§ The request
Of the lines in the entries below, state how many hold the word "through". Say nothing else.

** start **

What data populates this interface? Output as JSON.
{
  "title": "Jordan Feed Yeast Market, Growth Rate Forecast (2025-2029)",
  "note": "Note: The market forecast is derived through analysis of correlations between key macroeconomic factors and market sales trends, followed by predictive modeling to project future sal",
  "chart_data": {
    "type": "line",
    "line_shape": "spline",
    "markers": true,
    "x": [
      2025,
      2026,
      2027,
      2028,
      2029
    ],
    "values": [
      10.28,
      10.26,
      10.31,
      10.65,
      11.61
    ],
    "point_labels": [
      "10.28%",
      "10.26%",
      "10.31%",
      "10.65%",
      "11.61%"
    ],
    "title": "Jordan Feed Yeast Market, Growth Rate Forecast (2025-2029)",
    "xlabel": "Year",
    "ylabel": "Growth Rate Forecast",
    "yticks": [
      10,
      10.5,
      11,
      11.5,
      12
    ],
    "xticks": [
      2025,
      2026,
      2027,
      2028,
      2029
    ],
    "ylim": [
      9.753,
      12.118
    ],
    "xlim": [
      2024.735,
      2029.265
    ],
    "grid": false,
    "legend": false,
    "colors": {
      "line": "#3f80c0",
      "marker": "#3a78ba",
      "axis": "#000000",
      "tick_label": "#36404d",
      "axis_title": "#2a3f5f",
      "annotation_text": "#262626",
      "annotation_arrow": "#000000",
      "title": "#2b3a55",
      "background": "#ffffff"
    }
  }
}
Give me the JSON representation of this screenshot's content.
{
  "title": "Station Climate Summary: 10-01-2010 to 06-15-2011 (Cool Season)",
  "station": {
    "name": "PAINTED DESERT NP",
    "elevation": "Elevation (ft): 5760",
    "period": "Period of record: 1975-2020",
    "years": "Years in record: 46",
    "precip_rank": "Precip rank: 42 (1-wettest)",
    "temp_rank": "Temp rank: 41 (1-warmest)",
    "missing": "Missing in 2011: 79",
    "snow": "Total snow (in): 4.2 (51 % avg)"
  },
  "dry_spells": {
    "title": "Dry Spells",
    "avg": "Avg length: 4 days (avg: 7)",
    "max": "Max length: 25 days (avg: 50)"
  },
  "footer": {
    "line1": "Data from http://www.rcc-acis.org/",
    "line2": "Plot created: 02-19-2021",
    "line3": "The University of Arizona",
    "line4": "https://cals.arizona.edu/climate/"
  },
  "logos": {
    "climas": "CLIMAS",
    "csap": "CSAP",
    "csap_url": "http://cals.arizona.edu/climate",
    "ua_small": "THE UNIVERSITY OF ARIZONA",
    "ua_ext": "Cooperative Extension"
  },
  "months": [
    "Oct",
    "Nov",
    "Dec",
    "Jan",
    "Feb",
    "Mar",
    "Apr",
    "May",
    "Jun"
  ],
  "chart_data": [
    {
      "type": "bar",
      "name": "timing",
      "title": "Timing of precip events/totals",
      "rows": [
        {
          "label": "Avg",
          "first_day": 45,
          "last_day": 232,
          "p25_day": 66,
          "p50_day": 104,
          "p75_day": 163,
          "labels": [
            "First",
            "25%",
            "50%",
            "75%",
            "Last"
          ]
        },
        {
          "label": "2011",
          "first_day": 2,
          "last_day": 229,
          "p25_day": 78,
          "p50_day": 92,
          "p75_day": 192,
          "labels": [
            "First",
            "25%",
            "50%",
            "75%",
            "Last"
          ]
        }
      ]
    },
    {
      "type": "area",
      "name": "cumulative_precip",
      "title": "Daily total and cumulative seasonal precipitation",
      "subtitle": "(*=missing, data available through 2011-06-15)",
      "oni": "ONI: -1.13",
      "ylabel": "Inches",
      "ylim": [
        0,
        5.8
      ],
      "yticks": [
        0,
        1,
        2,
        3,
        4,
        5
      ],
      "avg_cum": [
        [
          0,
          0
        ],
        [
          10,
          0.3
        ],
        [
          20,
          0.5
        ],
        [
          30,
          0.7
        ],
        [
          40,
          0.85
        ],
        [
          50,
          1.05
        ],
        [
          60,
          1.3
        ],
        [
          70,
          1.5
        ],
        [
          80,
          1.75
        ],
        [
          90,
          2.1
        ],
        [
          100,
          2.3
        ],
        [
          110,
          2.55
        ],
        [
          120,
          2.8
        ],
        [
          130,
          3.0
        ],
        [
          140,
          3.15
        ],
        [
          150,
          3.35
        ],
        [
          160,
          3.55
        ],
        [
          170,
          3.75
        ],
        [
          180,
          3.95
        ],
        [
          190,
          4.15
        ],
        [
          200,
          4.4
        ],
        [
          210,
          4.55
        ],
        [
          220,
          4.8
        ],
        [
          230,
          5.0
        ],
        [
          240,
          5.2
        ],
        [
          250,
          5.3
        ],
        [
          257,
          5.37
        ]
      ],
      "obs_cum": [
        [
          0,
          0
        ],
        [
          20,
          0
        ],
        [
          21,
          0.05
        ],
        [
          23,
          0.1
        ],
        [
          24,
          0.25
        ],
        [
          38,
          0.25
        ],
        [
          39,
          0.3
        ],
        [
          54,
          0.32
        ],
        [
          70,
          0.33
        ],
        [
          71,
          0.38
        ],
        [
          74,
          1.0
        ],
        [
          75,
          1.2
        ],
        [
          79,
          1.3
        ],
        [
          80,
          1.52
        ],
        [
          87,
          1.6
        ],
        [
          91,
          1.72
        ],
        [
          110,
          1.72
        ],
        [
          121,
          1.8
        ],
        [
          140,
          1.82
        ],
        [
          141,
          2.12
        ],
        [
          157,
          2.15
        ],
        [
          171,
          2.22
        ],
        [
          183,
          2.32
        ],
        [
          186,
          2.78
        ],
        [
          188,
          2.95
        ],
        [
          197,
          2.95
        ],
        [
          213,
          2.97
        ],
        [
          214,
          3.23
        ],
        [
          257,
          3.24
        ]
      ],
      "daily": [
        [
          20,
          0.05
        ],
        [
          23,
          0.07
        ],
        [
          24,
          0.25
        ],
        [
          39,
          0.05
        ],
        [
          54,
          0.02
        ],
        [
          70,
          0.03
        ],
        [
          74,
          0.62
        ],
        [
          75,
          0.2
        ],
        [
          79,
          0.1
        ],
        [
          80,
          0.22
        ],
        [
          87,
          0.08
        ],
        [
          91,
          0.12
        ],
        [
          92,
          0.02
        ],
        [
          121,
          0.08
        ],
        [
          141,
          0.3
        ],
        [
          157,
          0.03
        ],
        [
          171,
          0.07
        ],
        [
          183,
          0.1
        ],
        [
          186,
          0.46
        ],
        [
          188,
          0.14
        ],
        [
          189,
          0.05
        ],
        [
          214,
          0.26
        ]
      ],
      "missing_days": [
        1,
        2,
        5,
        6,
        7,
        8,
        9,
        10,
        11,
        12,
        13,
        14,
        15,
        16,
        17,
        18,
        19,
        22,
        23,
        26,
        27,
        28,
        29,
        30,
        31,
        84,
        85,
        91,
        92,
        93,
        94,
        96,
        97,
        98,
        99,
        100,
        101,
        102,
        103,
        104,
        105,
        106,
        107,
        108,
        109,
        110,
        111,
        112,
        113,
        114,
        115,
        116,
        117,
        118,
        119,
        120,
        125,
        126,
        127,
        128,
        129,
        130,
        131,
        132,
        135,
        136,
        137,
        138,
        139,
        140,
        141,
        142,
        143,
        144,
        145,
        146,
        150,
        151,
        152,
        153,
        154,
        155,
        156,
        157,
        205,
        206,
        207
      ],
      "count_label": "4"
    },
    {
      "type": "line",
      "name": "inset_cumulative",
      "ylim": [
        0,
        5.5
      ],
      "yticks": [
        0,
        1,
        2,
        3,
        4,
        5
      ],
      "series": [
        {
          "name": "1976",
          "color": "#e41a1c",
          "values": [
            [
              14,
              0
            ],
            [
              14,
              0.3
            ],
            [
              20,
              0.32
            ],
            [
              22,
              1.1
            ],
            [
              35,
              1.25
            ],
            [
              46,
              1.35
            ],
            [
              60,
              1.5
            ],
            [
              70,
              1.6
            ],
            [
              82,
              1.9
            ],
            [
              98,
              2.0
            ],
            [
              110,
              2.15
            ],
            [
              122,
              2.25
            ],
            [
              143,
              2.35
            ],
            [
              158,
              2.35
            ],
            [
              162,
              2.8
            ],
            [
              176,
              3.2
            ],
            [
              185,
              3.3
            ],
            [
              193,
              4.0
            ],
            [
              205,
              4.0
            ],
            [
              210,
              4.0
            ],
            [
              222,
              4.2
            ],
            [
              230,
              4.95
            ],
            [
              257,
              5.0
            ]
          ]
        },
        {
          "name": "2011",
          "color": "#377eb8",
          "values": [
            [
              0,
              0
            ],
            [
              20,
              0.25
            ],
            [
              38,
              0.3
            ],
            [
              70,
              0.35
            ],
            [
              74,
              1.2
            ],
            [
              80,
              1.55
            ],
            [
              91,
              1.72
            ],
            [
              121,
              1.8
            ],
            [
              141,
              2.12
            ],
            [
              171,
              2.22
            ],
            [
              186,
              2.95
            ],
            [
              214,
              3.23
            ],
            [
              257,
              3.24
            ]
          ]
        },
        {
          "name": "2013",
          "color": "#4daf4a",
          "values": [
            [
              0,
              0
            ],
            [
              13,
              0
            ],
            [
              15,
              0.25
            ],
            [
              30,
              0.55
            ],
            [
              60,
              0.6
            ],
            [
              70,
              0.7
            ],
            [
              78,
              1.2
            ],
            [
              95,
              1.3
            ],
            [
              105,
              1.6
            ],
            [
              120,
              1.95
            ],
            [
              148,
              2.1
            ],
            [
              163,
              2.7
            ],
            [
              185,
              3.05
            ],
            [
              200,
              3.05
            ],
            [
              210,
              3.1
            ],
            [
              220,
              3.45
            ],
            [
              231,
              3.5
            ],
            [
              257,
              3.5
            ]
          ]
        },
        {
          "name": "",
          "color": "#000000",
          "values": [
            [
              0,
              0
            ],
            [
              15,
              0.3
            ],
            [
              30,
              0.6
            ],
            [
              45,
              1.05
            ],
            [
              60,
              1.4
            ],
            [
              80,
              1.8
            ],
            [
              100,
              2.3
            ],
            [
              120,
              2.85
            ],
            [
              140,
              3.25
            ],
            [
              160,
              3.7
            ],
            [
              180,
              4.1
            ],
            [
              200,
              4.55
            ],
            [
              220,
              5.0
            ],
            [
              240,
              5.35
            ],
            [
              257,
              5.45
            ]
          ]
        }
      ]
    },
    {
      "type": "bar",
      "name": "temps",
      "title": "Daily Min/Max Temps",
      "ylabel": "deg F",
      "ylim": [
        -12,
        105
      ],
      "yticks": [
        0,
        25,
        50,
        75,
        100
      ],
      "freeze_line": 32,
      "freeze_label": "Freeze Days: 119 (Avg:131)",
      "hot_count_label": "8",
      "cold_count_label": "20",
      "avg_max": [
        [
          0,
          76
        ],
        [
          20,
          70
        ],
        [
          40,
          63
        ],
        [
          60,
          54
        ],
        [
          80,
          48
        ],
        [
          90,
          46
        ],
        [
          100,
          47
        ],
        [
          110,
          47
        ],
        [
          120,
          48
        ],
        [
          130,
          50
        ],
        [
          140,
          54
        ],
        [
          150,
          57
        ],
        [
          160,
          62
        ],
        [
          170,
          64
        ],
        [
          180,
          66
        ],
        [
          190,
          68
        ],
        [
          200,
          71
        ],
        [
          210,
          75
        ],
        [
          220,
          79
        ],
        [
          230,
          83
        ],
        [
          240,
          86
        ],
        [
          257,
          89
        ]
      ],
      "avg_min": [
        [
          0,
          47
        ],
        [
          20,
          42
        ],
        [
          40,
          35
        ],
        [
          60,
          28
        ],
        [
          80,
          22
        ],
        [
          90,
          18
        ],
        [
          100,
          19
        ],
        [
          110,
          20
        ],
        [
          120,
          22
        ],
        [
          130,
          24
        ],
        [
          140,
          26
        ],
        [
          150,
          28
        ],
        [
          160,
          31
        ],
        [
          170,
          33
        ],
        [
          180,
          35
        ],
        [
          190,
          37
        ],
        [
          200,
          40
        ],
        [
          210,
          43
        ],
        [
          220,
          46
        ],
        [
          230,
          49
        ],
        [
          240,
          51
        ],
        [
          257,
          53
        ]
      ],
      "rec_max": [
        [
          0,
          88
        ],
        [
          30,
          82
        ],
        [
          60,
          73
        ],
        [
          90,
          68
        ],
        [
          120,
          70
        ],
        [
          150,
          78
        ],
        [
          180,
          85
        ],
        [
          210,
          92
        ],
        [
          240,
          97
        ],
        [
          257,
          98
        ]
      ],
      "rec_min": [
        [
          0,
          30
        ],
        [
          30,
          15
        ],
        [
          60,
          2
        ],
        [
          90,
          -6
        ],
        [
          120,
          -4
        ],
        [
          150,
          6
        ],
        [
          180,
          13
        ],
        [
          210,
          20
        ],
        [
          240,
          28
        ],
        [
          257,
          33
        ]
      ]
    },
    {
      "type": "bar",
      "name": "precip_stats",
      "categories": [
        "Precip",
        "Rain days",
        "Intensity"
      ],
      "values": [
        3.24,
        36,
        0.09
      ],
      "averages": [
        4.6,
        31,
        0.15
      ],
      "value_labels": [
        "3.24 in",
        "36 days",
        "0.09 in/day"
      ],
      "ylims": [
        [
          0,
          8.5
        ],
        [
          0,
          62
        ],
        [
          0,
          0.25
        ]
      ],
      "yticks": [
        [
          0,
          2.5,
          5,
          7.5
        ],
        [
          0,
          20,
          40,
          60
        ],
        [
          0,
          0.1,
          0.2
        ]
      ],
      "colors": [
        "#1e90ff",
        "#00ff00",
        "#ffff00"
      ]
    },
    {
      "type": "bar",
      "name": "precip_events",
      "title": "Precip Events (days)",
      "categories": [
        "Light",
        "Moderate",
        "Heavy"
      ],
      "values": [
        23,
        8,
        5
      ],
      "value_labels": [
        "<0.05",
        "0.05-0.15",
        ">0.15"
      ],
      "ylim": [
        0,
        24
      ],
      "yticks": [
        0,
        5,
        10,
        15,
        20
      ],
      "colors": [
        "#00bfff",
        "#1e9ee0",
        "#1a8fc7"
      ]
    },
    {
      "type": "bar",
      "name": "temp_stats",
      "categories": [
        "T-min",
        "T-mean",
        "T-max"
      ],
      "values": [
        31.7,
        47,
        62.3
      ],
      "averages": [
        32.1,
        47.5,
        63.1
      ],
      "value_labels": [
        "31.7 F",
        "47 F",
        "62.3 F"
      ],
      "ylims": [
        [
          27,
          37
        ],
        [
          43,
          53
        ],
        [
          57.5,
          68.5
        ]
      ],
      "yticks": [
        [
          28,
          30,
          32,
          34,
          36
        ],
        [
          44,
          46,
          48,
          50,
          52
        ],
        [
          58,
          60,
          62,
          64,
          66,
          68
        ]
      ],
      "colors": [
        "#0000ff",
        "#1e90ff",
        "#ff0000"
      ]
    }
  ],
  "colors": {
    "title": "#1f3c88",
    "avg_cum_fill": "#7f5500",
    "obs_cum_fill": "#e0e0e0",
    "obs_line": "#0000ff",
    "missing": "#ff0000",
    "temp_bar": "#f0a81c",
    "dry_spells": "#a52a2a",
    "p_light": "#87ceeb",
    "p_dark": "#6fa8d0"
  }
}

** end **

§ Answer
2